SET EXERCISE: The required output is the exact sequence of lines from the line holding "Output the text content of this document." to the end of the records, inclusive.
— start DATA FOR THE TASK —
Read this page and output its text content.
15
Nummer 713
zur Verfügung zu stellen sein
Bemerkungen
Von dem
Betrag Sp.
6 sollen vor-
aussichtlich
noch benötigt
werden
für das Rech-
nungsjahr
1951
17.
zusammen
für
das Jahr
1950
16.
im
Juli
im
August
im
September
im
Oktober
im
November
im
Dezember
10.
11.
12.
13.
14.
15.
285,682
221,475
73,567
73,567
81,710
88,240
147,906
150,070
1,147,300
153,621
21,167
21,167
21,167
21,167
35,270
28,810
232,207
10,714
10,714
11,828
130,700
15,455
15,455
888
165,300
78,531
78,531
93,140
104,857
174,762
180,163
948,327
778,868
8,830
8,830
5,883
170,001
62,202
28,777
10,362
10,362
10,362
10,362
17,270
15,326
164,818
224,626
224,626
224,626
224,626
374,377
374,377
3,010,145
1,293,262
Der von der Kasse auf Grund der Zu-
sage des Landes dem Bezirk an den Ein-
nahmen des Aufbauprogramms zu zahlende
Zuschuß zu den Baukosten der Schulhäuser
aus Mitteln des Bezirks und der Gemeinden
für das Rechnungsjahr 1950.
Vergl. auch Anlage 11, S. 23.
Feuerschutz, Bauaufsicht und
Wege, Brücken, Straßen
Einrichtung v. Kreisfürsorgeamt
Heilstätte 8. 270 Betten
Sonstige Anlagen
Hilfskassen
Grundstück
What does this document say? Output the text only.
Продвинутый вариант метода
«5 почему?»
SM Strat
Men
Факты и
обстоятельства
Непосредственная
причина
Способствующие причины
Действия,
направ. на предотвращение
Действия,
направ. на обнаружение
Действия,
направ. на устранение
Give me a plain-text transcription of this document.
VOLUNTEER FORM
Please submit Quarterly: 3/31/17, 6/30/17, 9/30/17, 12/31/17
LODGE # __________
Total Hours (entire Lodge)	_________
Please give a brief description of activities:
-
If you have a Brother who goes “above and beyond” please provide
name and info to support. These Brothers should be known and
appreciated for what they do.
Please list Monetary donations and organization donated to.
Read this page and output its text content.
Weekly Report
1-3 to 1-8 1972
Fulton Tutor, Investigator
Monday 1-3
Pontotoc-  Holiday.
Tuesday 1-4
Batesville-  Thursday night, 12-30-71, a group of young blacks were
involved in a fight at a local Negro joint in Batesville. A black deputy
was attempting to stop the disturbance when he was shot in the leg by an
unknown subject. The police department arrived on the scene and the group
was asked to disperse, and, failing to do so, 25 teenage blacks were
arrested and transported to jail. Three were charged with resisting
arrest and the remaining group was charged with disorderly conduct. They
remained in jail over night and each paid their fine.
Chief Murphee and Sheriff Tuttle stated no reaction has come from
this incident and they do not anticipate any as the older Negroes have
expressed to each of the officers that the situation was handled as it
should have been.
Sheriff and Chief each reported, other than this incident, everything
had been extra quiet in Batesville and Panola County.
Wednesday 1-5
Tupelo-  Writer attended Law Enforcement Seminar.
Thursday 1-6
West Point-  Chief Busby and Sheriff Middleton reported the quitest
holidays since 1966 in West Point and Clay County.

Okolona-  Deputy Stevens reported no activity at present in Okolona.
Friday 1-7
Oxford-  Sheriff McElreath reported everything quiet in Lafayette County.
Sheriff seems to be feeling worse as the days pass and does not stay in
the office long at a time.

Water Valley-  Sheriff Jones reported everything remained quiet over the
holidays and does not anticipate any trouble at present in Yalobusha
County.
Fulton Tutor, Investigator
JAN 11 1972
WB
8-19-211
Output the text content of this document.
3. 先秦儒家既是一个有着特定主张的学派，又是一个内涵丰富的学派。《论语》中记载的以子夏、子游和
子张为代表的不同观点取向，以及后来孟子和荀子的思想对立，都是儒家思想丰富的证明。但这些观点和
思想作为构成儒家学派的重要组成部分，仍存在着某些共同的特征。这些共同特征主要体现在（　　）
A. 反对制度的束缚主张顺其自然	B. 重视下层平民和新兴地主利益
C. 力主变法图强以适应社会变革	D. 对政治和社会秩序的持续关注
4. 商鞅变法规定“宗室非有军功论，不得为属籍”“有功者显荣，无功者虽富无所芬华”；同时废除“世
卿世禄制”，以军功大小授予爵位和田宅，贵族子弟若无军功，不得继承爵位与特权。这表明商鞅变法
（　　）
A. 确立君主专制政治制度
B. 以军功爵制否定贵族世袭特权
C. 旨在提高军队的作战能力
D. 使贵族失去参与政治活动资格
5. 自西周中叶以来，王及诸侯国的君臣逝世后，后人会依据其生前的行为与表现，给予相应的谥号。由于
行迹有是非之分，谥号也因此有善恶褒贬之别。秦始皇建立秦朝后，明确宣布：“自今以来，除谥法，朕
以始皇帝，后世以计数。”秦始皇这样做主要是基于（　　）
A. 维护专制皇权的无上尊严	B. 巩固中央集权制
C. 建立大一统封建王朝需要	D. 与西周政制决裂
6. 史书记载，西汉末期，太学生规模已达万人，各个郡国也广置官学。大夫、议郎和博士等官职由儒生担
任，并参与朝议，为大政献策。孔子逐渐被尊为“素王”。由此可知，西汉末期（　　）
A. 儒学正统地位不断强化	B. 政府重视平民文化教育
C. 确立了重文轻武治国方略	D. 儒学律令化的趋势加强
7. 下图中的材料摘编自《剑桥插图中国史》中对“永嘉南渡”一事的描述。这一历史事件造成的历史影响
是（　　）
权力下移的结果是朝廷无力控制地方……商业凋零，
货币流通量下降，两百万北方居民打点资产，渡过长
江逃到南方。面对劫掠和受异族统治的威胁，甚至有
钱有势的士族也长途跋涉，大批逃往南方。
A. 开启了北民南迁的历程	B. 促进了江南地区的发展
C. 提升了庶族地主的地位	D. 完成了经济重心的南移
— end DATA FOR THE TASK —
EXERCISE SOLUTION:
Output the text content of this document.
3. 先秦儒家既是一个有着特定主张的学派，又是一个内涵丰富的学派。《论语》中记载的以子夏、子游和
子张为代表的不同观点取向，以及后来孟子和荀子的思想对立，都是儒家思想丰富的证明。但这些观点和
思想作为构成儒家学派的重要组成部分，仍存在着某些共同的特征。这些共同特征主要体现在（　　）
A. 反对制度的束缚主张顺其自然	B. 重视下层平民和新兴地主利益
C. 力主变法图强以适应社会变革	D. 对政治和社会秩序的持续关注
4. 商鞅变法规定“宗室非有军功论，不得为属籍”“有功者显荣，无功者虽富无所芬华”；同时废除“世
卿世禄制”，以军功大小授予爵位和田宅，贵族子弟若无军功，不得继承爵位与特权。这表明商鞅变法
（　　）
A. 确立君主专制政治制度
B. 以军功爵制否定贵族世袭特权
C. 旨在提高军队的作战能力
D. 使贵族失去参与政治活动资格
5. 自西周中叶以来，王及诸侯国的君臣逝世后，后人会依据其生前的行为与表现，给予相应的谥号。由于
行迹有是非之分，谥号也因此有善恶褒贬之别。秦始皇建立秦朝后，明确宣布：“自今以来，除谥法，朕
以始皇帝，后世以计数。”秦始皇这样做主要是基于（　　）
A. 维护专制皇权的无上尊严	B. 巩固中央集权制
C. 建立大一统封建王朝需要	D. 与西周政制决裂
6. 史书记载，西汉末期，太学生规模已达万人，各个郡国也广置官学。大夫、议郎和博士等官职由儒生担
任，并参与朝议，为大政献策。孔子逐渐被尊为“素王”。由此可知，西汉末期（　　）
A. 儒学正统地位不断强化	B. 政府重视平民文化教育
C. 确立了重文轻武治国方略	D. 儒学律令化的趋势加强
7. 下图中的材料摘编自《剑桥插图中国史》中对“永嘉南渡”一事的描述。这一历史事件造成的历史影响
是（　　）
权力下移的结果是朝廷无力控制地方……商业凋零，
货币流通量下降，两百万北方居民打点资产，渡过长
江逃到南方。面对劫掠和受异族统治的威胁，甚至有
钱有势的士族也长途跋涉，大批逃往南方。
A. 开启了北民南迁的历程	B. 促进了江南地区的发展
C. 提升了庶族地主的地位	D. 完成了经济重心的南移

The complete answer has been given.